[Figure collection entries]
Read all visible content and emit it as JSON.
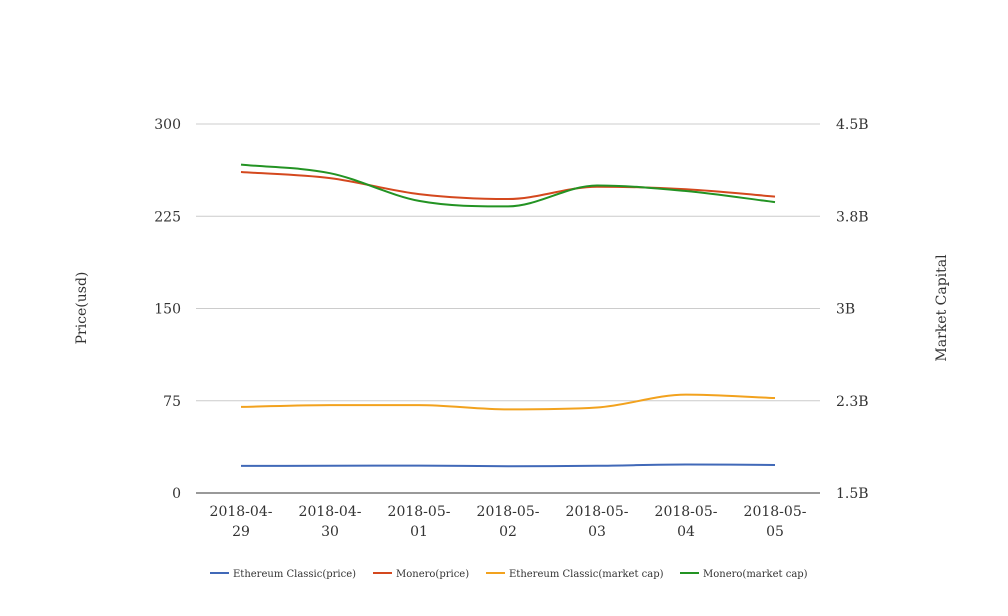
{
  "chart_data": {
    "type": "line",
    "categories": [
      "2018-04-29",
      "2018-04-30",
      "2018-05-01",
      "2018-05-02",
      "2018-05-03",
      "2018-05-04",
      "2018-05-05"
    ],
    "category_lines": [
      [
        "2018-04-",
        "29"
      ],
      [
        "2018-04-",
        "30"
      ],
      [
        "2018-05-",
        "01"
      ],
      [
        "2018-05-",
        "02"
      ],
      [
        "2018-05-",
        "03"
      ],
      [
        "2018-05-",
        "04"
      ],
      [
        "2018-05-",
        "05"
      ]
    ],
    "ylabel_left": "Price(usd)",
    "ylabel_right": "Market Capital",
    "y_left_ticks": [
      "300",
      "225",
      "150",
      "75",
      "0"
    ],
    "y_right_ticks": [
      "4.5B",
      "3.8B",
      "3B",
      "2.3B",
      "1.5B"
    ],
    "ylim_left": [
      0,
      300
    ],
    "ylim_right": [
      1500000000,
      4500000000
    ],
    "grid": true,
    "legend_position": "bottom",
    "series": [
      {
        "name": "Ethereum Classic(price)",
        "axis": "left",
        "color": "#4169b8",
        "values": [
          22,
          22.2,
          22.3,
          21.8,
          22.1,
          23.2,
          22.8
        ]
      },
      {
        "name": "Monero(price)",
        "axis": "left",
        "color": "#d4481e",
        "values": [
          261,
          256,
          243,
          239,
          249,
          247,
          241
        ]
      },
      {
        "name": "Ethereum Classic(market cap)",
        "axis": "right",
        "color": "#f2a21e",
        "values": [
          2200000000,
          2215000000,
          2215000000,
          2180000000,
          2195000000,
          2300000000,
          2272000000
        ]
      },
      {
        "name": "Monero(market cap)",
        "axis": "right",
        "color": "#239323",
        "values": [
          4170000000,
          4100000000,
          3875000000,
          3830000000,
          4000000000,
          3955000000,
          3865000000
        ]
      }
    ]
  }
}
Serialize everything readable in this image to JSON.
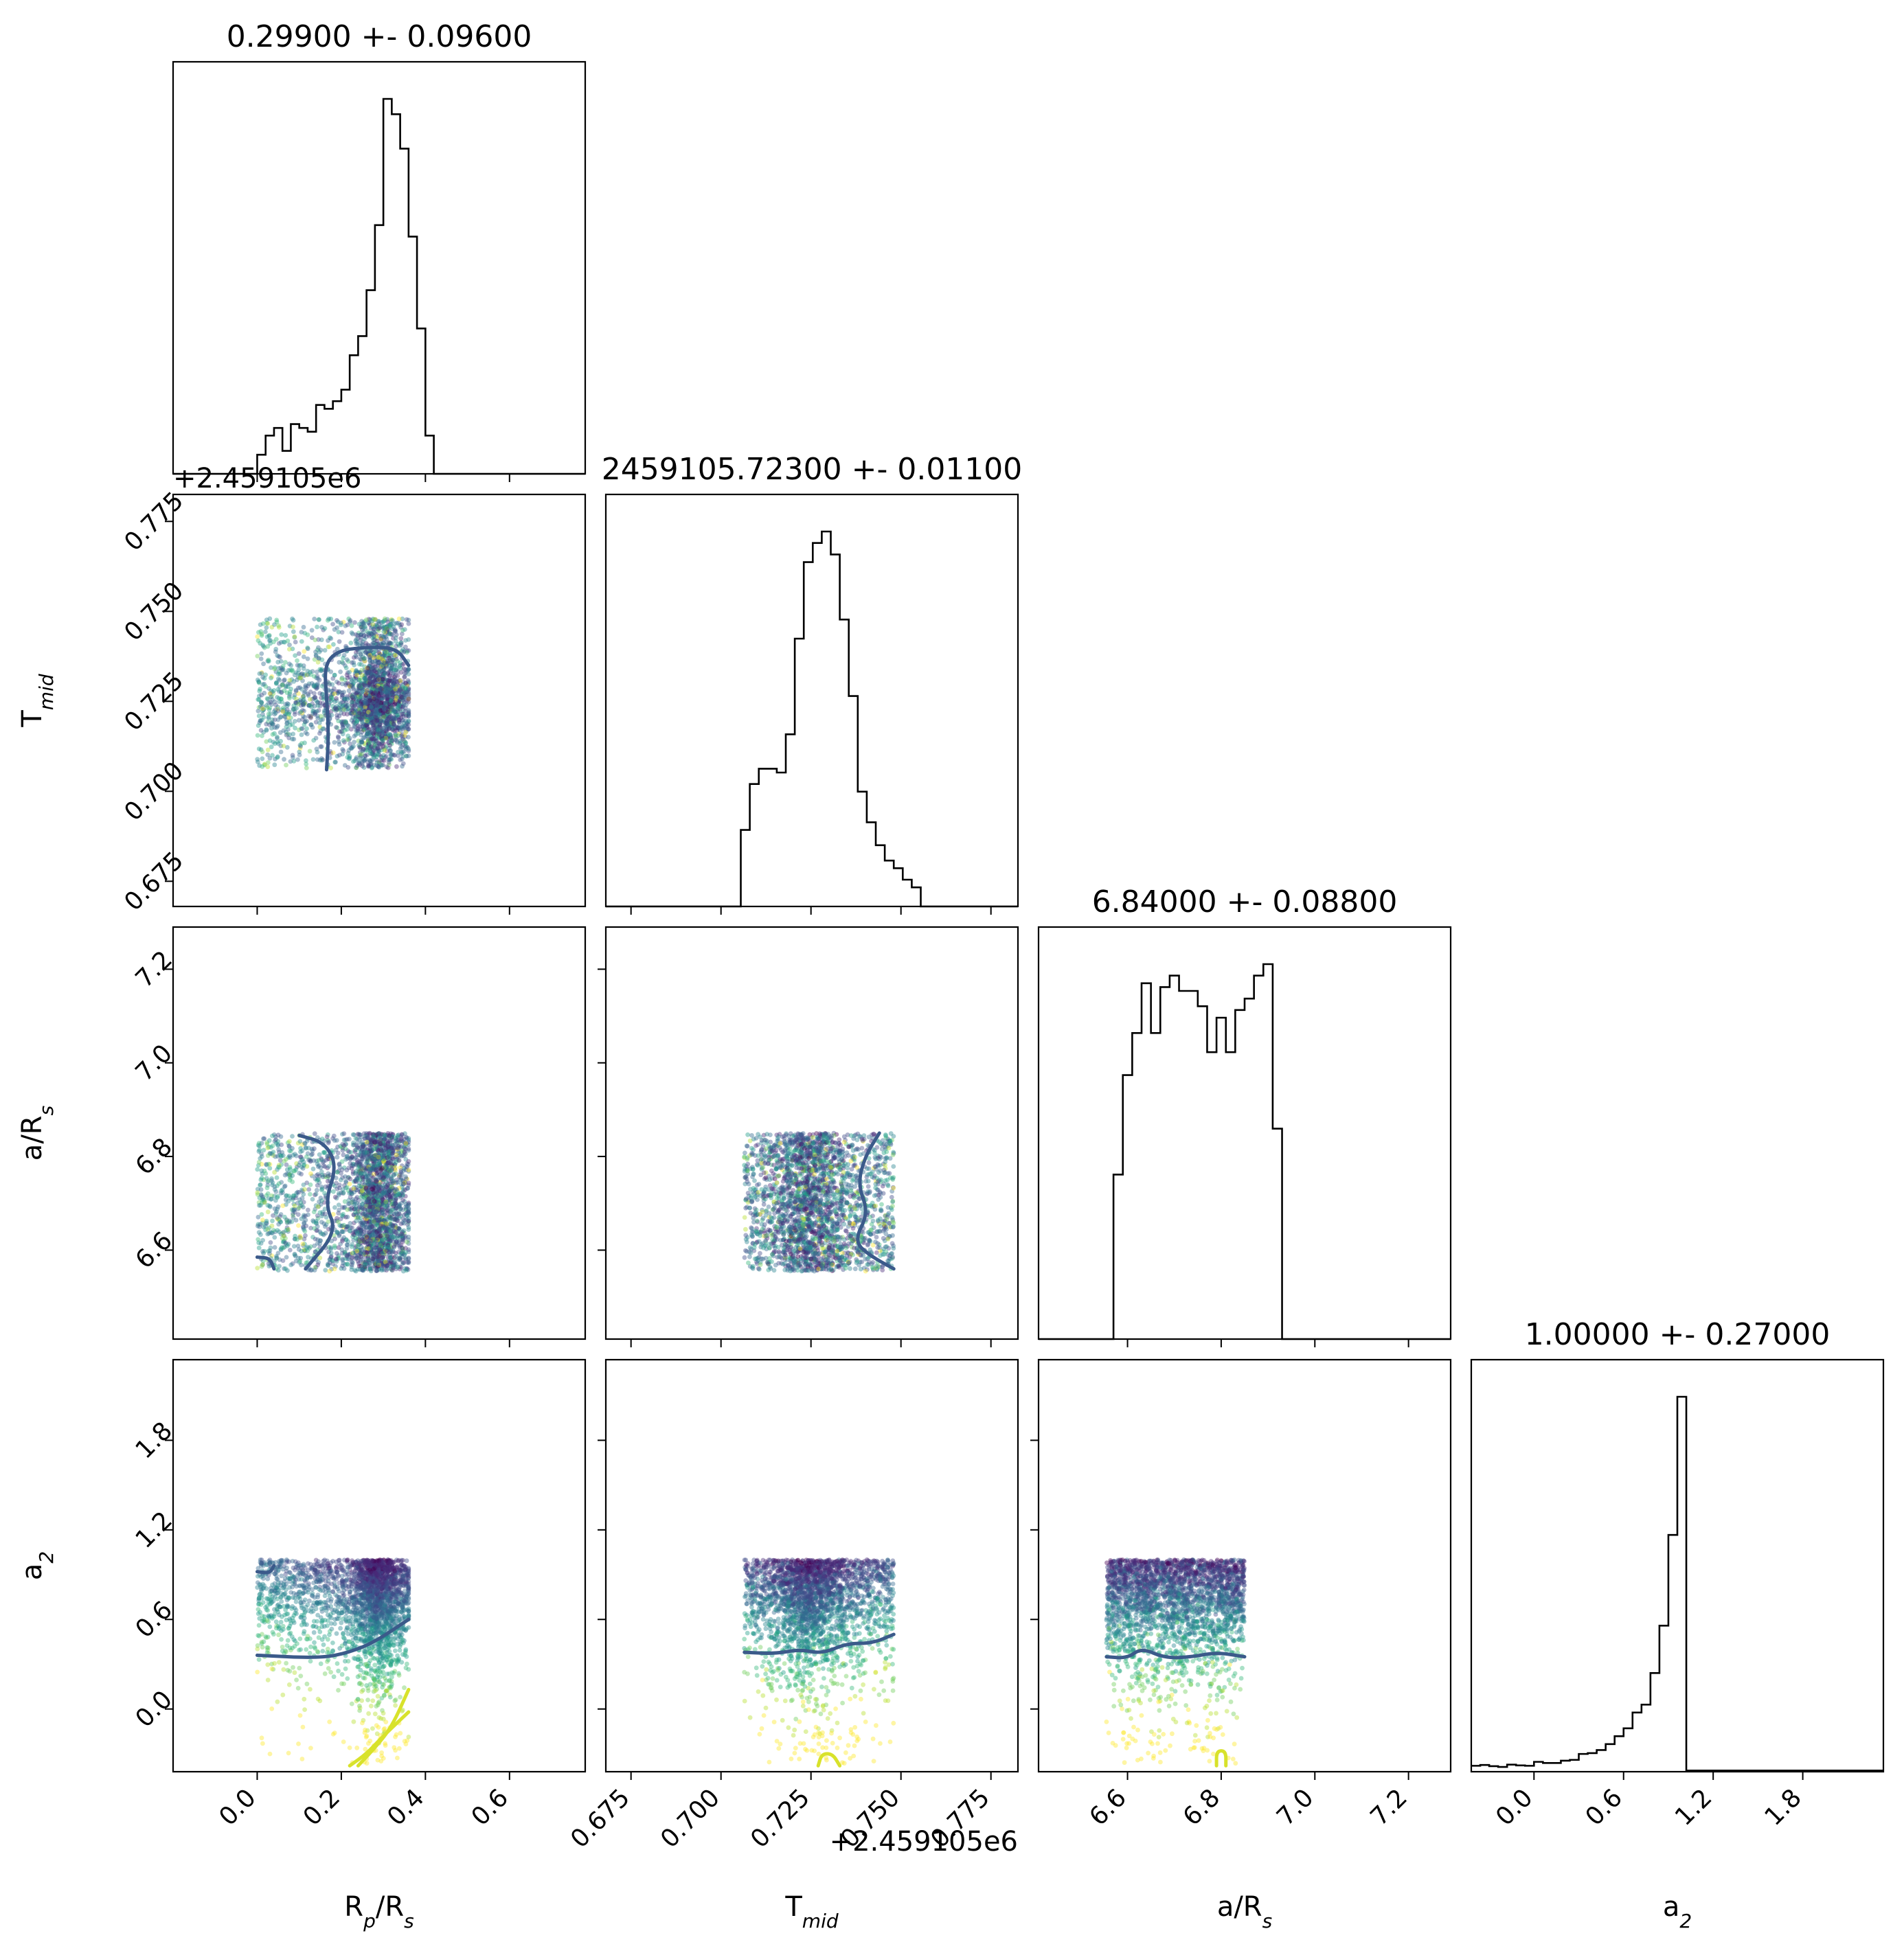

▶ [TASK REQUIREMENTS]: How many of the lines above hold the word "name"? Give only that number.

▶ [SOLUTION TO THIS EXERCISE]: 4